### WHAT YOU HAVE TO DO
Every line of the data must be copied exactly.

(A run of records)
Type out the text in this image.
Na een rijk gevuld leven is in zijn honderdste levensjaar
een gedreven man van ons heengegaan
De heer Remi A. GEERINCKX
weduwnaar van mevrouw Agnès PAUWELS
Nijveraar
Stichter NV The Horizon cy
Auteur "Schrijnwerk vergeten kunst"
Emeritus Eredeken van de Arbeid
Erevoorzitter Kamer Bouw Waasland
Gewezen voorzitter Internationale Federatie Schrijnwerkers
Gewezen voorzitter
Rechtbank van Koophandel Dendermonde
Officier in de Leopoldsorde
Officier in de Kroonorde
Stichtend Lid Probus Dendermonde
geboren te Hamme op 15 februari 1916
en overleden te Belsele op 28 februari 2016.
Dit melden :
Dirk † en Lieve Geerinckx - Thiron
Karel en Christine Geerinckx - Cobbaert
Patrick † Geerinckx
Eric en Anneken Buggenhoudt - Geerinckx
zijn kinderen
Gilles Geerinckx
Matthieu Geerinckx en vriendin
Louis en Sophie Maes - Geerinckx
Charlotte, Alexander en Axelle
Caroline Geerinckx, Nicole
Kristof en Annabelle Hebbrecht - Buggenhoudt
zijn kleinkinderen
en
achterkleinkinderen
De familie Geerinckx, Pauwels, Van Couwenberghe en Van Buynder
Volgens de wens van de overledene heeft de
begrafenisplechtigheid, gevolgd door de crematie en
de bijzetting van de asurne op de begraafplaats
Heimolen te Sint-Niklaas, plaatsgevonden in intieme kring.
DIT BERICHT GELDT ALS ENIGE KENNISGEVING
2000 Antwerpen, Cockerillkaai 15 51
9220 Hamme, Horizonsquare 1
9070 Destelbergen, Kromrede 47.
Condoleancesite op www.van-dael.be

### OUTPUT FOR THIS EXERCISE
Type out the text in this image.
Na een rijk gevuld leven is in zijn honderdste levensjaar
een gedreven man van ons heengegaan
De heer Remi A. GEERINCKX
weduwnaar van mevrouw Agnès PAUWELS
Nijveraar
Stichter NV The Horizon cy
Auteur "Schrijnwerk vergeten kunst"
Emeritus Eredeken van de Arbeid
Erevoorzitter Kamer Bouw Waasland
Gewezen voorzitter Internationale Federatie Schrijnwerkers
Gewezen voorzitter
Rechtbank van Koophandel Dendermonde
Officier in de Leopoldsorde
Officier in de Kroonorde
Stichtend Lid Probus Dendermonde
geboren te Hamme op 15 februari 1916
en overleden te Belsele op 28 februari 2016.
Dit melden :
Dirk † en Lieve Geerinckx - Thiron
Karel en Christine Geerinckx - Cobbaert
Patrick † Geerinckx
Eric en Anneken Buggenhoudt - Geerinckx
zijn kinderen
Gilles Geerinckx
Matthieu Geerinckx en vriendin
Louis en Sophie Maes - Geerinckx
Charlotte, Alexander en Axelle
Caroline Geerinckx, Nicole
Kristof en Annabelle Hebbrecht - Buggenhoudt
zijn kleinkinderen
en
achterkleinkinderen
De familie Geerinckx, Pauwels, Van Couwenberghe en Van Buynder
Volgens de wens van de overledene heeft de
begrafenisplechtigheid, gevolgd door de crematie en
de bijzetting van de asurne op de begraafplaats
Heimolen te Sint-Niklaas, plaatsgevonden in intieme kring.
DIT BERICHT GELDT ALS ENIGE KENNISGEVING
2000 Antwerpen, Cockerillkaai 15 51
9220 Hamme, Horizonsquare 1
9070 Destelbergen, Kromrede 47.
Condoleancesite op www.van-dael.be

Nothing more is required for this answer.